_Activity A_:
In the Azure AD B2C text, retype word for word the part that opens with the words containing "2. In some cases" and closes with "your HTML page.".
_Activity B_:
According to the Azure AD B2C text, what must a claim's name start with when the claim is not a built-in one?

Localization includes two parts:

  1. Localize the Azure AD B2C labels and claims. So, you can customize the each label on the screen, such as the continue button, or the display name of a claim. Read the localize document for more details.
  2. In some cases you may want to render different HTML content based on the current language. To do so, you need to pass the language Id to your HTML page.
    1. Static HTML page - TBD
    2. Dynamic HTML page -TBD

Adding or removing claims from the page

To add claims to the page, see the next section. To remove a claim - TBD

Extend the user profile

The starter pack policy comes with a set of claims (or attributes), such as display name, first name, last name and email address. You may want to extend the user profile and manage more information about the user. For example if you may like the user profile to contain following information: Country of residence, city name, preferred language etc.

To do so, you first need to declare the claim. If the claim is not a built-in one (such as city, mobile, and title), the name of the claim must start with extension_. Add the claim to each of the following technical profiles:

Technical profile Action Element Description
AAD-UserReadUsingObjectId Read OutputClaim Read the data for local account
AAD-UserReadUsingAlternativeSecurityId-NoError Read OutputClaim Read the data for social account
LocalAccountSignUpWithLogonEmail Collect OutputClaim Collect the data from user during sign-up with local account
SelfAsserted-Social Collect OutputClaim Collect the data from user during first time sign-in with social account
SelfAsserted-ProfileUpdate Collect InputClaim and OutputClaim Collect the data from user during edit profile. In this technical profile you need to set the input claims as well, so Azure AD B2C will prefilled the claims and present them to the user.

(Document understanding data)
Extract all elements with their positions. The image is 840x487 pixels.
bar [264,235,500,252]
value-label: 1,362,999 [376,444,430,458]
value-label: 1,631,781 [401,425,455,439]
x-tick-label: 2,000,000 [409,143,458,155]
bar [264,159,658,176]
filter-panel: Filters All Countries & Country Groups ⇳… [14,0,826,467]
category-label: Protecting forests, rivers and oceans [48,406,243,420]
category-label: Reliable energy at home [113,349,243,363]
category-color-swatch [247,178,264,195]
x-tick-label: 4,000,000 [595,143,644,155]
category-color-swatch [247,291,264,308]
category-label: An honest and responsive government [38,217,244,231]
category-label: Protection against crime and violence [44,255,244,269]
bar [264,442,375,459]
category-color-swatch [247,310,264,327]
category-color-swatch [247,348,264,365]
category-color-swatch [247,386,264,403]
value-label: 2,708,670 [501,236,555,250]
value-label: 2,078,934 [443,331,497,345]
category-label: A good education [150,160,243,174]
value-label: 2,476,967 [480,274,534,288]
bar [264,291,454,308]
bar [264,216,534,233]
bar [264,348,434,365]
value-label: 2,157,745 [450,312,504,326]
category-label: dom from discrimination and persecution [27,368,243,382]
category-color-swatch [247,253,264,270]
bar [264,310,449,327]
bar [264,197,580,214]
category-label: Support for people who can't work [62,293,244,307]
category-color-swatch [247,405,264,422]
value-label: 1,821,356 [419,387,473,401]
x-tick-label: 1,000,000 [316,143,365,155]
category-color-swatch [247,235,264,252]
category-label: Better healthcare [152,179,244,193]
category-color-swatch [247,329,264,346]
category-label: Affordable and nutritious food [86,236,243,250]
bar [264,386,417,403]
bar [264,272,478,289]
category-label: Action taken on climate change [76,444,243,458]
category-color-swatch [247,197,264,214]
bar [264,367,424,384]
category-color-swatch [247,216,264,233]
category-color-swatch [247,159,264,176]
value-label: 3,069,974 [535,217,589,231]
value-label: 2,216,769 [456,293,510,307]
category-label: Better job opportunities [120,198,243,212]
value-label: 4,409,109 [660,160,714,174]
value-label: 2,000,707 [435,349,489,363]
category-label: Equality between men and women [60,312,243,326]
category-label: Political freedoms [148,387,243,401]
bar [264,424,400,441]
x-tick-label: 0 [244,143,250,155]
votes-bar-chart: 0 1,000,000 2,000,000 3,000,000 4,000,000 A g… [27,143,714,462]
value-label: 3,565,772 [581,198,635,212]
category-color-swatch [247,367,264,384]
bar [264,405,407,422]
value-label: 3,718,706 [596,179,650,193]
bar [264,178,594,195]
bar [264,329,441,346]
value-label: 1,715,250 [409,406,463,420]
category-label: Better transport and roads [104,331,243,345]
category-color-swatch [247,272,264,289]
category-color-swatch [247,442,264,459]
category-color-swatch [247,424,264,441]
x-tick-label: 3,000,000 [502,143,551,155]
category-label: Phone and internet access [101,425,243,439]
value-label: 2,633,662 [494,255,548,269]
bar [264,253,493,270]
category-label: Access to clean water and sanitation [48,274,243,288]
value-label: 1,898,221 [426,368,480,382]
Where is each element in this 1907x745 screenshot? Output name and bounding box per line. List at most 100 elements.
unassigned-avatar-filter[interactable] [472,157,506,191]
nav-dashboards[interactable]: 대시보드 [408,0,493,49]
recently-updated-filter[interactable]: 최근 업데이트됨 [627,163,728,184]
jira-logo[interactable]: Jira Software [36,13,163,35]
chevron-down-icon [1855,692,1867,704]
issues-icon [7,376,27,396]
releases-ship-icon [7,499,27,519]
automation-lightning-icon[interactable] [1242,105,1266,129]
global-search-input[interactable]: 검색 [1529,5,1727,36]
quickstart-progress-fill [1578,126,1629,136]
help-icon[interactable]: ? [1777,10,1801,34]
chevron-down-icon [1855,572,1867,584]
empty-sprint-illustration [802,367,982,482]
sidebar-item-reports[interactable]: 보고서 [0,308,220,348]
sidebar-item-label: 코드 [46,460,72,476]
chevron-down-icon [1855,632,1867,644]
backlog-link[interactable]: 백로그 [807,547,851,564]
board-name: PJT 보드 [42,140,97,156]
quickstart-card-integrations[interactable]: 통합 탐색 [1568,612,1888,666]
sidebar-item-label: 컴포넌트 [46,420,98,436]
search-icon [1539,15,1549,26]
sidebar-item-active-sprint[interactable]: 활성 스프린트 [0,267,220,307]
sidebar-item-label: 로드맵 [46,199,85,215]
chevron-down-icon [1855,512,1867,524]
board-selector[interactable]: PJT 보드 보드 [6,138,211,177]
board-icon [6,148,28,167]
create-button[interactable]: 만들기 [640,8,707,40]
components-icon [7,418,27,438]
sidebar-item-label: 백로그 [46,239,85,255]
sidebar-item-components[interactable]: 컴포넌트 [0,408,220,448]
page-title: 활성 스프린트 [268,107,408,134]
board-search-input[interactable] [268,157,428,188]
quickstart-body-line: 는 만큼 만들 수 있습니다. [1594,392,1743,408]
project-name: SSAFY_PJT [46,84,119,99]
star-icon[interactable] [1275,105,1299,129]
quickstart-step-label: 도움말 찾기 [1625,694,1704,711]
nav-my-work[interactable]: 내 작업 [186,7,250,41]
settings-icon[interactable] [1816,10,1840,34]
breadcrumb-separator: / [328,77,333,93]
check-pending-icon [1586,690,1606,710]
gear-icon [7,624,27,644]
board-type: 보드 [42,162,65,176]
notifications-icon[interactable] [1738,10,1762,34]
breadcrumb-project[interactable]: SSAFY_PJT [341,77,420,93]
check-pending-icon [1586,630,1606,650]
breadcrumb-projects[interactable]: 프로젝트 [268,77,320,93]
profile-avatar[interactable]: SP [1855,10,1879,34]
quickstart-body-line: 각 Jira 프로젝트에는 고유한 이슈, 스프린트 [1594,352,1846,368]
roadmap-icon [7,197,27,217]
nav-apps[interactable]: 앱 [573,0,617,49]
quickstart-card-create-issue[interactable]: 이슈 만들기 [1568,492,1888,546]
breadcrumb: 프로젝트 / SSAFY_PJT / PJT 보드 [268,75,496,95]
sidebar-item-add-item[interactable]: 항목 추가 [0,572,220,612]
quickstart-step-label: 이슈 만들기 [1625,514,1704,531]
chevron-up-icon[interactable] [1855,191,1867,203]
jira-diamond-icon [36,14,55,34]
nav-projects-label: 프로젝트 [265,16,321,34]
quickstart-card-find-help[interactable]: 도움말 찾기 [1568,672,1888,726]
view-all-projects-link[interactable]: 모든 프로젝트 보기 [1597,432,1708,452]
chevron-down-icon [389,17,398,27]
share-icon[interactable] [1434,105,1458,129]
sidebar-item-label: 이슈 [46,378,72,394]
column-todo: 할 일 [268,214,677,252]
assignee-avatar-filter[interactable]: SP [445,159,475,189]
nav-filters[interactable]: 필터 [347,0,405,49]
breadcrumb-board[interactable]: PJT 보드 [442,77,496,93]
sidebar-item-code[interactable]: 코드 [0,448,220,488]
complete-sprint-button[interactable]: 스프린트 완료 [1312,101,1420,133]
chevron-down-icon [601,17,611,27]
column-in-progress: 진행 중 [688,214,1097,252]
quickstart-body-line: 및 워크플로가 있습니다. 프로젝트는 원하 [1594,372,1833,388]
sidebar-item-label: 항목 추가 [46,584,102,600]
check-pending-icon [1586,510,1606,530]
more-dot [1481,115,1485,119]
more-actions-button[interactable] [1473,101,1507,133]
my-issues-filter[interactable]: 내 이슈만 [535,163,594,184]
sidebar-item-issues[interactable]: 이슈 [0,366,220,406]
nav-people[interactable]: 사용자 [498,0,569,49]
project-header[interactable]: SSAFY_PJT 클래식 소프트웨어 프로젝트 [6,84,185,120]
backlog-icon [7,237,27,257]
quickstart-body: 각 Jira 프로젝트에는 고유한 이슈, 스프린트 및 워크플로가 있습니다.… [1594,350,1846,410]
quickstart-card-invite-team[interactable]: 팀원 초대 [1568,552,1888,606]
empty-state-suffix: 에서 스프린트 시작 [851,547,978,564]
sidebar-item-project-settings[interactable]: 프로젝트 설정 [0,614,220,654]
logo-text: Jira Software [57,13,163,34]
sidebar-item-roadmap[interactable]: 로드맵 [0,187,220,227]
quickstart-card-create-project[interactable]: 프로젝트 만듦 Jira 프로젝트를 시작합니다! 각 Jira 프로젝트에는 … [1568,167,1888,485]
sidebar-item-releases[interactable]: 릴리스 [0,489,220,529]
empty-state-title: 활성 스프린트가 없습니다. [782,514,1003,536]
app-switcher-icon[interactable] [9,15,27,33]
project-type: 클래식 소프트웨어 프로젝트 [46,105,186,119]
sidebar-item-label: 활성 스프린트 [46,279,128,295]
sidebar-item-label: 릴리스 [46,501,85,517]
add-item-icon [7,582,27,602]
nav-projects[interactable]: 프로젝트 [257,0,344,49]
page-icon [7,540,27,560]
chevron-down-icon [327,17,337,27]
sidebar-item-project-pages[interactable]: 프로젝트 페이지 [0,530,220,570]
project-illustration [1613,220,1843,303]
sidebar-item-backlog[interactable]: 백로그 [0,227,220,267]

_Task response A_:
2. In some cases you may want to render different HTML content based on the current language. To do so, you need to pass the language Id to your HTML page.

_Task response B_:
extension_